* Begin *

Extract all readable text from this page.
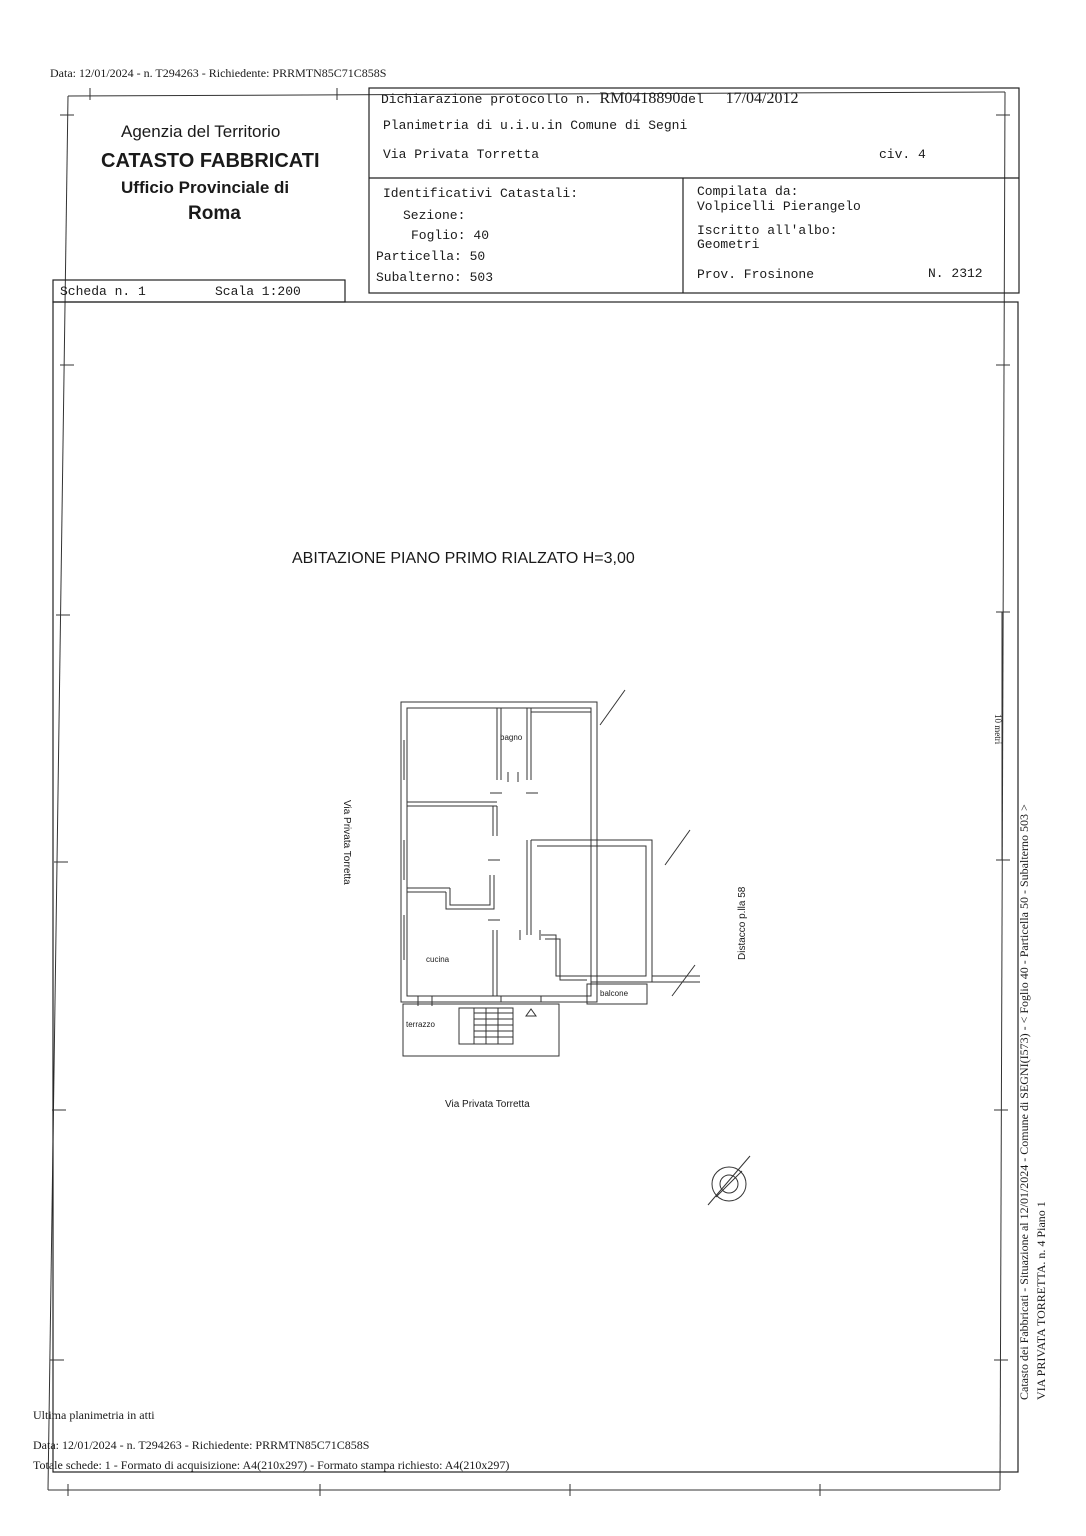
Data: 12/01/2024 - n. T294263 - Richiedente: PRRMTN85C71C858S
Agenzia del Territorio
CATASTO FABBRICATI
Ufficio Provinciale di
Roma
Dichiarazione protocollo n. RM0418890del 17/04/2012
Planimetria di u.i.u.in Comune di Segni
Via Privata Torretta	civ. 4
Identificativi Catastali:
Sezione:
Foglio: 40
Particella: 50
Subalterno: 503
Compilata da:
Volpicelli Pierangelo
Iscritto all'albo:
Geometri
Prov. Frosinone	N. 2312
Scheda n. 1	Scala 1:200
ABITAZIONE PIANO PRIMO RIALZATO H=3,00
bagno
cucina
balcone
terrazzo
Via Privata Torretta
Via Privata Torretta
Distacco p.lla 58
10 metri
Catasto dei Fabbricati - Situazione al 12/01/2024 - Comune di SEGNI(I573) - < Foglio 40 - Particella 50 - Subalterno 503 > VIA PRIVATA TORRETTA. n. 4 Piano 1
Ultima planimetria in atti
Data: 12/01/2024 - n. T294263 - Richiedente: PRRMTN85C71C858S
Totale schede: 1 - Formato di acquisizione: A4(210x297) - Formato stampa richiesto: A4(210x297)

* End *

TASK DETAILS: Gather from the entries above all lines that include the string "Foglio".

CORRECT ANSWER:
Foglio: 40
Catasto dei Fabbricati - Situazione al 12/01/2024 - Comune di SEGNI(I573) - < Foglio 40 - Particella 50 - Subalterno 503 > VIA PRIVATA TORRETTA. n. 4 Piano 1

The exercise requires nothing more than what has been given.